*Given instruction*.
In the records below, please render everything from the line containing "- user-rank: Guest: [308, 653, 339, 664]" down to the line containing "- nav-link-0[interactable]: Invite" as a JSON list of strings, one string per line, leaving out blank lines. Include both end lines and nothing outside that range.

*Dataset content*.
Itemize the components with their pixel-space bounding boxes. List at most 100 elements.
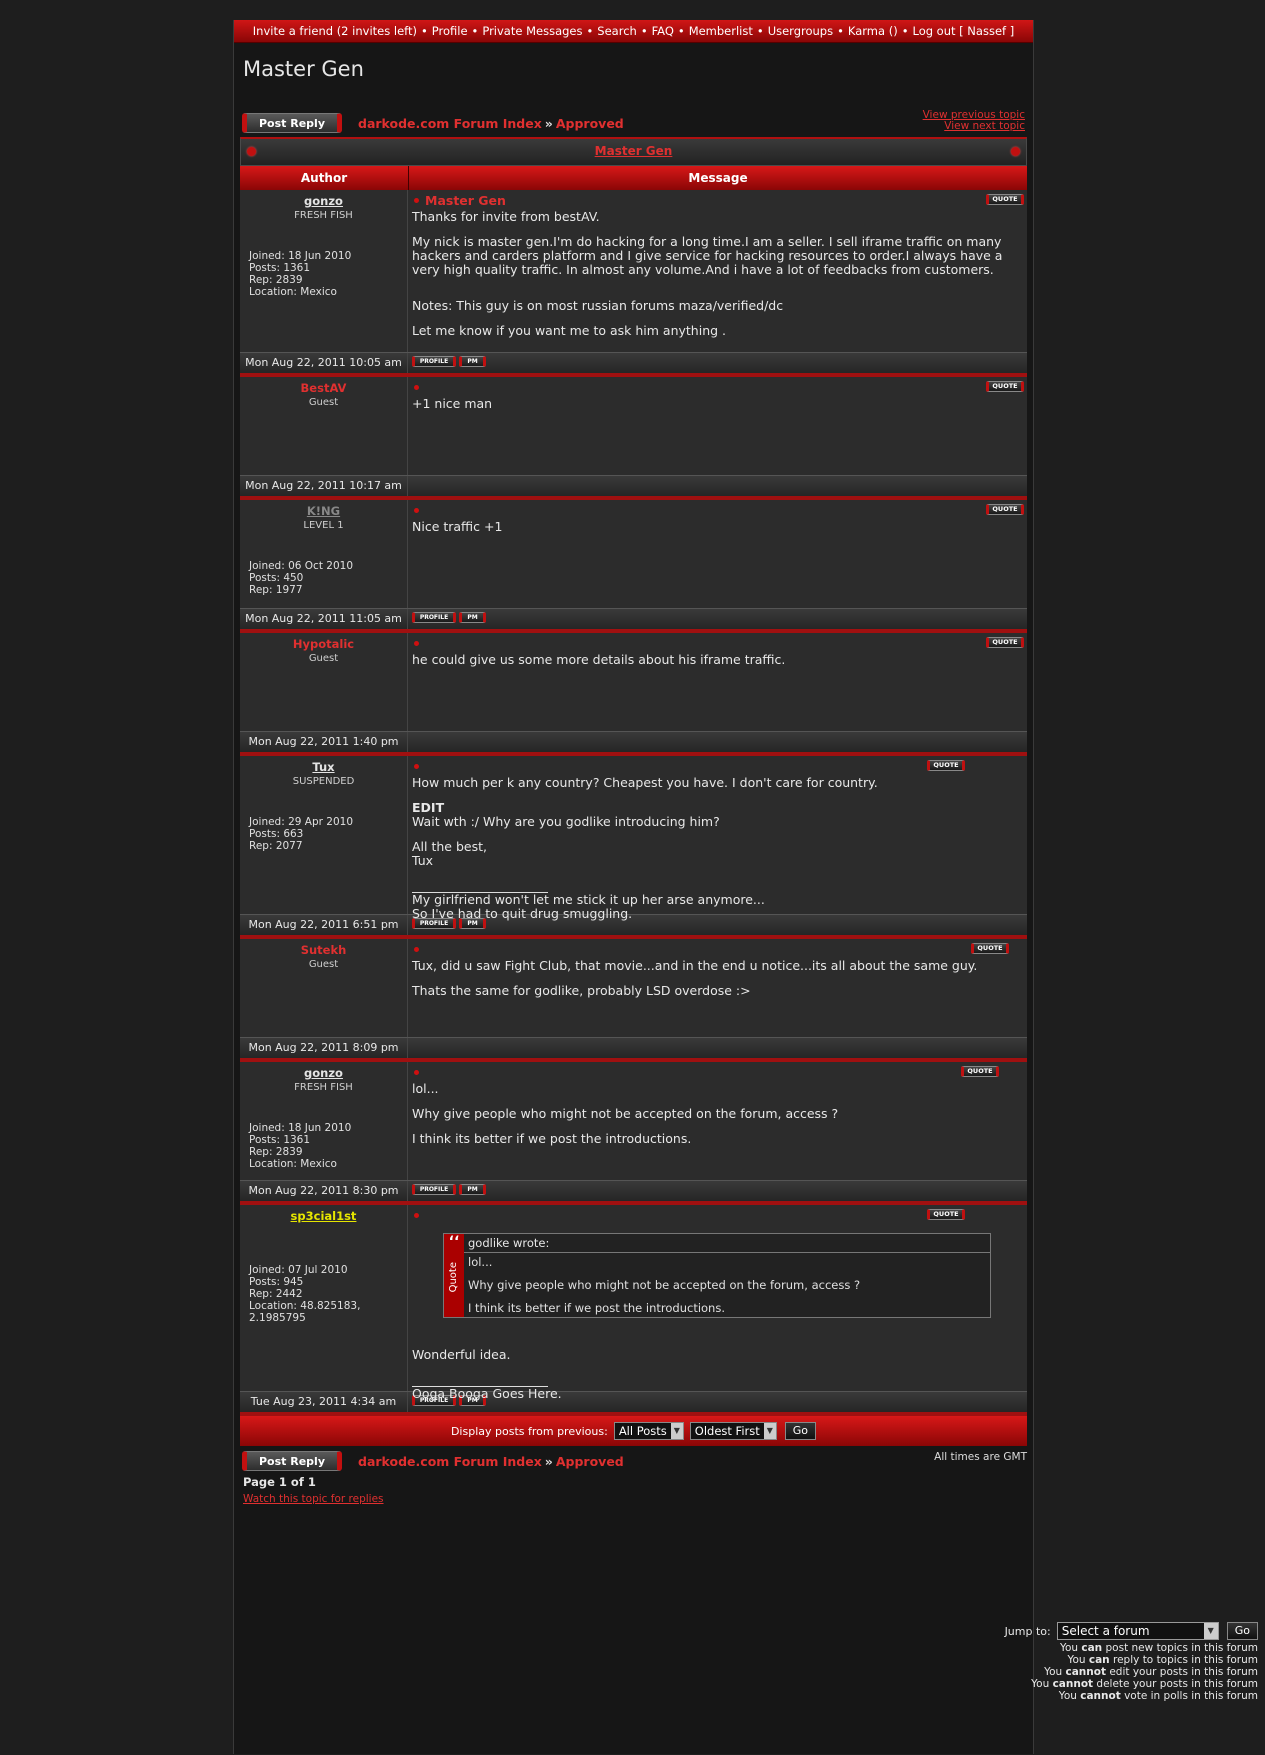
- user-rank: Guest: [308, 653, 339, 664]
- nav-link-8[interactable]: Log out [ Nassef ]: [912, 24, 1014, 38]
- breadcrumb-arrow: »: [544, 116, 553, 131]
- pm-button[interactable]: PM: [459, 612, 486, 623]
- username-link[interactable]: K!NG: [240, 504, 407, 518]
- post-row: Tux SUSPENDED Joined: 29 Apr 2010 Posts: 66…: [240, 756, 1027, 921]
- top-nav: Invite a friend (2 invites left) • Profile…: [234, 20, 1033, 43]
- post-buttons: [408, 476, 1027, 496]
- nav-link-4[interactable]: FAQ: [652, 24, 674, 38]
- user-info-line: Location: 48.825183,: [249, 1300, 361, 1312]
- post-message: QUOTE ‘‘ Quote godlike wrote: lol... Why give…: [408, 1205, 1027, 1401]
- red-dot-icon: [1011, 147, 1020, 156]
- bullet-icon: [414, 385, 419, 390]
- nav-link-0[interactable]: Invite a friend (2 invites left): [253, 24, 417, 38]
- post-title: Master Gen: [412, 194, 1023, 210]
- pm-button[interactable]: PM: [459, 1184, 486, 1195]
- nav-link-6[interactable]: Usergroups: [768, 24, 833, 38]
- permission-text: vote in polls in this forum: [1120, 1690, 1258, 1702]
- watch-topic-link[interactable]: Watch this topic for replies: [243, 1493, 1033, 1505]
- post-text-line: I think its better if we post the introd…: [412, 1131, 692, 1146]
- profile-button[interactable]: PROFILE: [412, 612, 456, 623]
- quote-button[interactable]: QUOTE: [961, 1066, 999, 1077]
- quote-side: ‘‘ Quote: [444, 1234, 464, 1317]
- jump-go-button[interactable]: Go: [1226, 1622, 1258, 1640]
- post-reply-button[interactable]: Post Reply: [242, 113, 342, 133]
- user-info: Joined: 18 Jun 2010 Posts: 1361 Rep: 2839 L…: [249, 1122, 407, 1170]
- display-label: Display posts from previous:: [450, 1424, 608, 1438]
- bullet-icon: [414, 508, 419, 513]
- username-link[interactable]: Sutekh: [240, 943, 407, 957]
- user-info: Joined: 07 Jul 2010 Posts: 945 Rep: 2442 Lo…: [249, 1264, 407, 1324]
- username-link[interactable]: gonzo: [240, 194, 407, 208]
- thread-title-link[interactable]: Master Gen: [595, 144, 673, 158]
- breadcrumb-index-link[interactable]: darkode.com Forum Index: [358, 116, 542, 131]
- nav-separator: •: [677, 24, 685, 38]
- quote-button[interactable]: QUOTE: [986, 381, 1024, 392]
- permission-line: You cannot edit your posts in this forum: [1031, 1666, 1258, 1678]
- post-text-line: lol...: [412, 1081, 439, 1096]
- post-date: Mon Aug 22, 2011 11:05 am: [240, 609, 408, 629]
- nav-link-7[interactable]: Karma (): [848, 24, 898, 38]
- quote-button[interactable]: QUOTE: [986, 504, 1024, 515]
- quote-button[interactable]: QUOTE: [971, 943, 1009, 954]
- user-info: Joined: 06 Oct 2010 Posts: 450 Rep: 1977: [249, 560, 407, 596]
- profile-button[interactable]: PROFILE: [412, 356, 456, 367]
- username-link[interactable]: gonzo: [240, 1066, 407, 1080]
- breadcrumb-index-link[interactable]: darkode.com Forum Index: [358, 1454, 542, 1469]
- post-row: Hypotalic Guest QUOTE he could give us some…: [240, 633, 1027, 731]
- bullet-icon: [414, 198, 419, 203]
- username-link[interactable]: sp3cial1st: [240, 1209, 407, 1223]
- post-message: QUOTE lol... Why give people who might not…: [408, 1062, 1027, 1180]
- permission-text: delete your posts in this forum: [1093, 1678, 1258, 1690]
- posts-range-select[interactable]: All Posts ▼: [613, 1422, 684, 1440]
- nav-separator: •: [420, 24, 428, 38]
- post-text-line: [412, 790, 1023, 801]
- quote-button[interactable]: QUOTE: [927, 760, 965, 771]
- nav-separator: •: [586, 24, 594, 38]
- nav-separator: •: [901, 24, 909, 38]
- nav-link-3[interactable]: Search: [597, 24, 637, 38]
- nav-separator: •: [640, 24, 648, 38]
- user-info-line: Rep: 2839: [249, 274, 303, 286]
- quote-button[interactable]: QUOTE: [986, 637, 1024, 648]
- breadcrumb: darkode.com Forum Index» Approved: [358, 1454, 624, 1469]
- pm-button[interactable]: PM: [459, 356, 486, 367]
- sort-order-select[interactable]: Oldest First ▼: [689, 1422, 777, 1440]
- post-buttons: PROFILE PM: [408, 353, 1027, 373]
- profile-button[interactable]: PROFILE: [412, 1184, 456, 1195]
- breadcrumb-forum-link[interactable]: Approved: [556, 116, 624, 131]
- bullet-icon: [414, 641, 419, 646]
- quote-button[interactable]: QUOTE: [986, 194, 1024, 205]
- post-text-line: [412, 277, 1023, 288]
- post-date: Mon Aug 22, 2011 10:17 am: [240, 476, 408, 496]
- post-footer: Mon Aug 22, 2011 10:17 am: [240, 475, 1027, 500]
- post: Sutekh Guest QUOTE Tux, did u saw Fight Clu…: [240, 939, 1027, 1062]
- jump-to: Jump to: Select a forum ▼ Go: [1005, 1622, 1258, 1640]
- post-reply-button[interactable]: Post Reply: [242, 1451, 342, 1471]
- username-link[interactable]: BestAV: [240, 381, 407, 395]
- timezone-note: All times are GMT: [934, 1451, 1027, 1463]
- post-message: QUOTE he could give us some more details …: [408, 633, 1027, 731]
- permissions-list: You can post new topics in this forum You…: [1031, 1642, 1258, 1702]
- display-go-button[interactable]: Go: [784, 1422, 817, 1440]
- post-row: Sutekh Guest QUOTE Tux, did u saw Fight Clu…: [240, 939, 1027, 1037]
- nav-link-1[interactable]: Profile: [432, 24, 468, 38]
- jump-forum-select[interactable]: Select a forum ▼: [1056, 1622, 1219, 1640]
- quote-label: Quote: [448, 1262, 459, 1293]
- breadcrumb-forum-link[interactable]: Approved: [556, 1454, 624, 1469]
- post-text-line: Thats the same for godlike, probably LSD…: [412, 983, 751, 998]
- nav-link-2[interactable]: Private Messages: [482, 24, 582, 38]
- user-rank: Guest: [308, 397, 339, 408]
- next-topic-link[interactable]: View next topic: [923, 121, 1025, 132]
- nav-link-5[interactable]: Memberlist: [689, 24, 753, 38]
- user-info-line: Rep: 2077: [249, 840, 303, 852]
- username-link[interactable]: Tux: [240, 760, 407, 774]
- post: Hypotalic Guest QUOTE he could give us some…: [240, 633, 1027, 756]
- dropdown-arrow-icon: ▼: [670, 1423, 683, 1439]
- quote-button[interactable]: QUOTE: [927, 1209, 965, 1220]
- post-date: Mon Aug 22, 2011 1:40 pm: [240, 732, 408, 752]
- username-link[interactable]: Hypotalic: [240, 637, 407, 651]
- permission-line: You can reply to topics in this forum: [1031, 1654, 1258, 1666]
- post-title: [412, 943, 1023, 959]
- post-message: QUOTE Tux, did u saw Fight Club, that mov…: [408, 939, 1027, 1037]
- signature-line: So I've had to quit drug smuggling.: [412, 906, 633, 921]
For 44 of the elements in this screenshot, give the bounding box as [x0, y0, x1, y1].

*Task output*.
[
  "- user-rank: Guest: [308, 653, 339, 664]",
  "- nav-link-8[interactable]: Log out [ Nassef ]: [912, 24, 1014, 38]",
  "- breadcrumb-arrow: »: [544, 116, 553, 131]",
  "- pm-button[interactable]: PM: [459, 612, 486, 623]",
  "- username-link[interactable]: K!NG: [240, 504, 407, 518]",
  "- post-row: Tux SUSPENDED Joined: 29 Apr 2010 Posts: 66…: [240, 756, 1027, 921]",
  "- top-nav: Invite a friend (2 invites left) • Profile…: [234, 20, 1033, 43]",
  "- post-buttons: [408, 476, 1027, 496]",
  "- nav-link-4[interactable]: FAQ: [652, 24, 674, 38]",
  "- user-info-line: Location: 48.825183,: [249, 1300, 361, 1312]",
  "- post-message: QUOTE ‘‘ Quote godlike wrote: lol... Why give…: [408, 1205, 1027, 1401]",
  "- red-dot-icon: [1011, 147, 1020, 156]",
  "- bullet-icon: [414, 385, 419, 390]",
  "- nav-link-0[interactable]: Invite a friend (2 invites left): [253, 24, 417, 38]"
]